> _EXERCISE REQUIREMENTS_
Show each line from the listing that includes the word "가입내역".
--------------------------------------------------
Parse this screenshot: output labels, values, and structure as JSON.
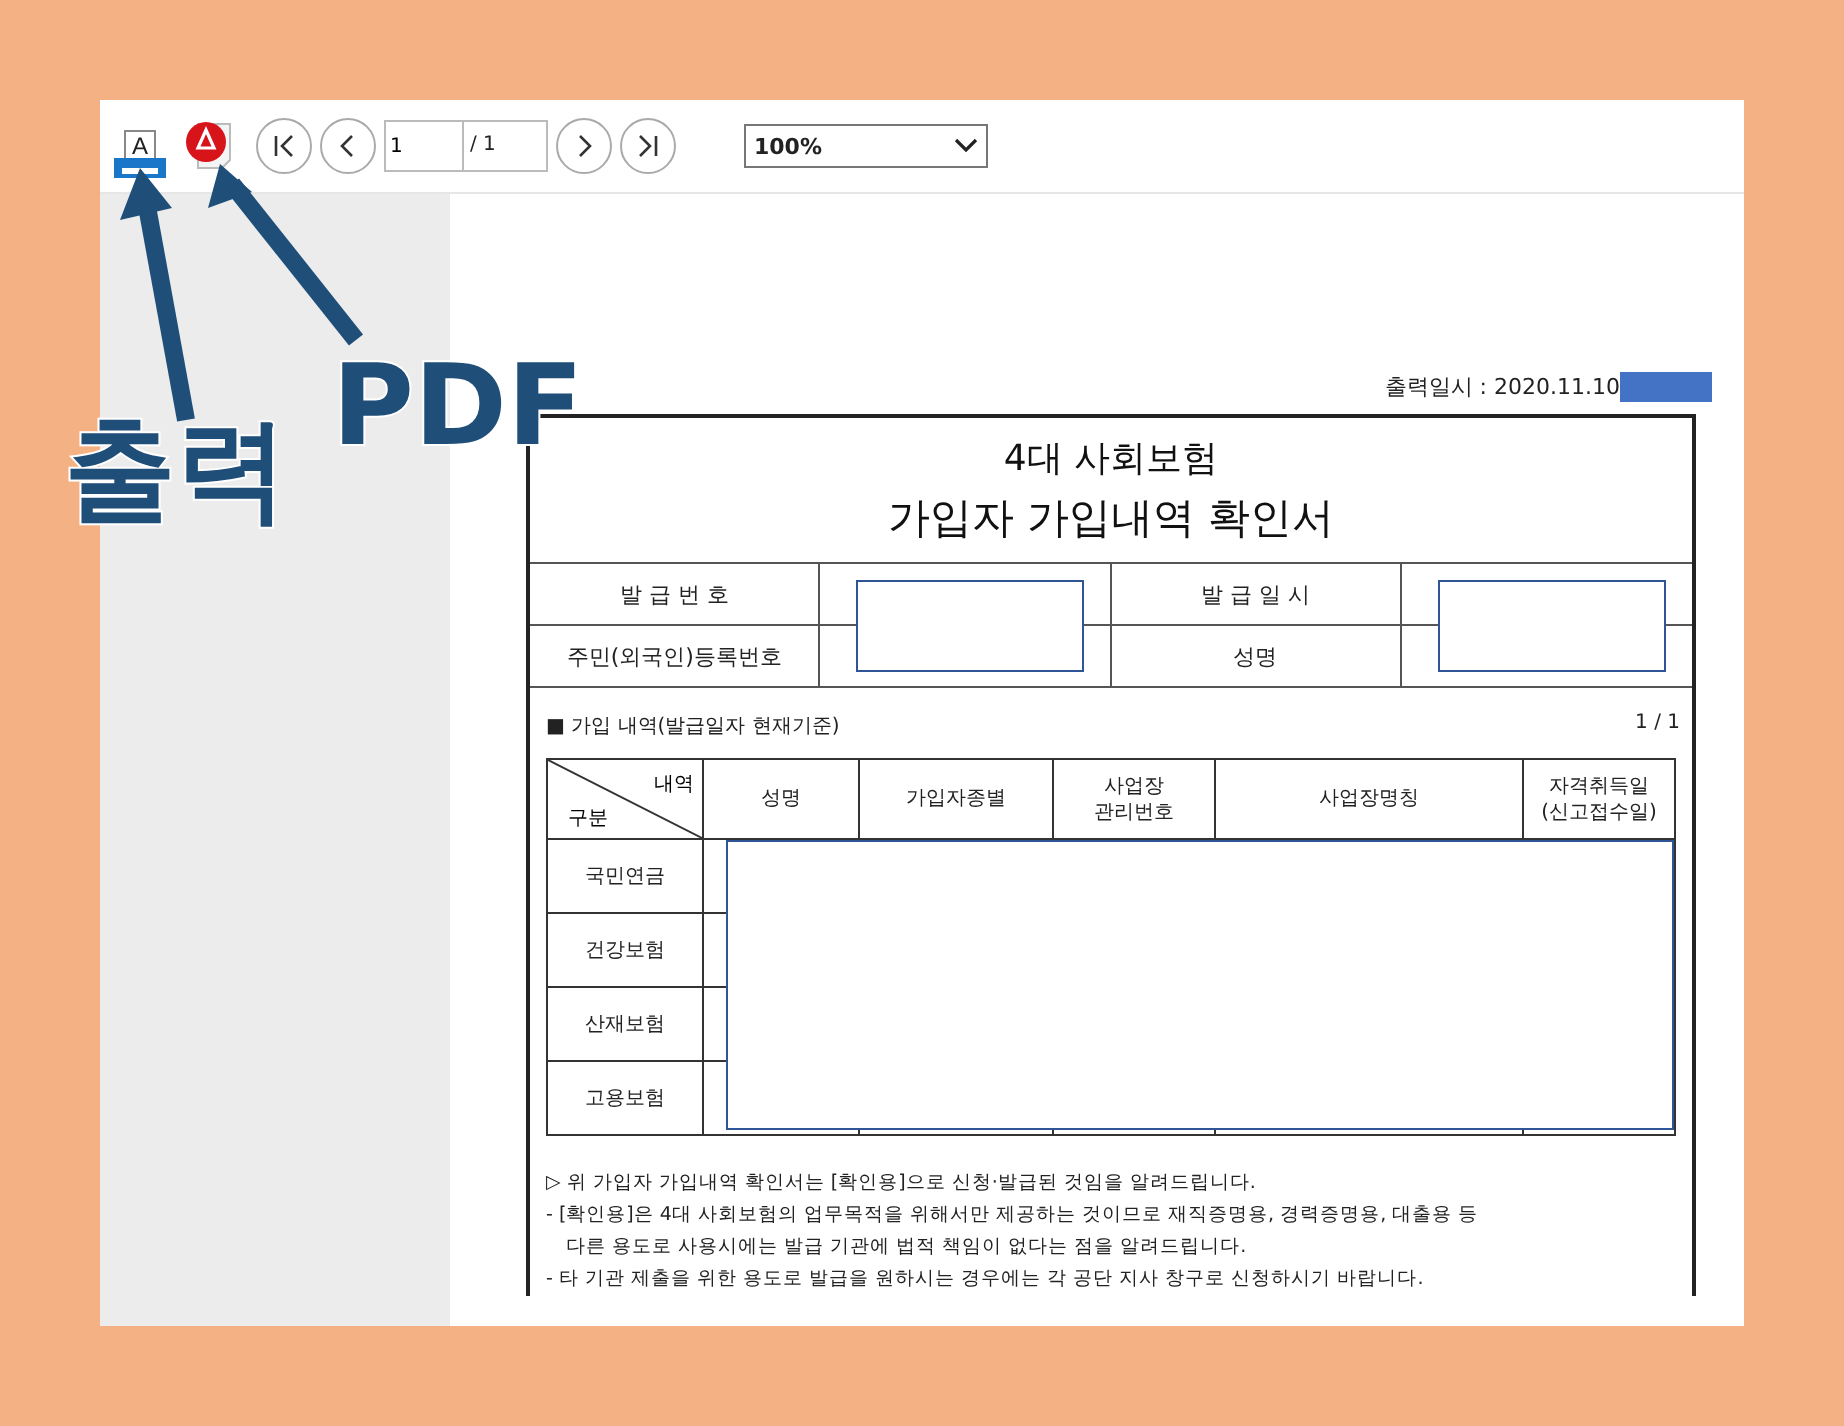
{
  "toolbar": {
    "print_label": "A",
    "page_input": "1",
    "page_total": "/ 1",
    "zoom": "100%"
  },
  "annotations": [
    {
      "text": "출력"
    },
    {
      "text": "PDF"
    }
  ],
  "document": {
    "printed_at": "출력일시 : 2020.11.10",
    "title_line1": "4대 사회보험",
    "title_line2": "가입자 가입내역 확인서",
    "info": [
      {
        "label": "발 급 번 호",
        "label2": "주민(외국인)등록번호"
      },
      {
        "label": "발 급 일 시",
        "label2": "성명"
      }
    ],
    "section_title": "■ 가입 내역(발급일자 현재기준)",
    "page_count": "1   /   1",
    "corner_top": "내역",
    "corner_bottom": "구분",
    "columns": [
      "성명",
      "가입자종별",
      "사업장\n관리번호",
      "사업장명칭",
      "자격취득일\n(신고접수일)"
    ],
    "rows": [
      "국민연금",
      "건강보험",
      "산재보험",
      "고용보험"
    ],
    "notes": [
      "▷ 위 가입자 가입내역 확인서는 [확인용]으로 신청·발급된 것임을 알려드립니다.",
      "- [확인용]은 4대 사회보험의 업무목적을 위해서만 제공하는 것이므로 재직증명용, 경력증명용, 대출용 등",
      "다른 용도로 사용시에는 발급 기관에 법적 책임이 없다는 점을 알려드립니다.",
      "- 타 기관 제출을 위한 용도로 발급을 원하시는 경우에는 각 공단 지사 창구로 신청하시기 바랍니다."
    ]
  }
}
--------------------------------------------------
> _FINISHED TASK_
    "title_line2": "가입자 가입내역 확인서",
      "▷ 위 가입자 가입내역 확인서는 [확인용]으로 신청·발급된 것임을 알려드립니다.",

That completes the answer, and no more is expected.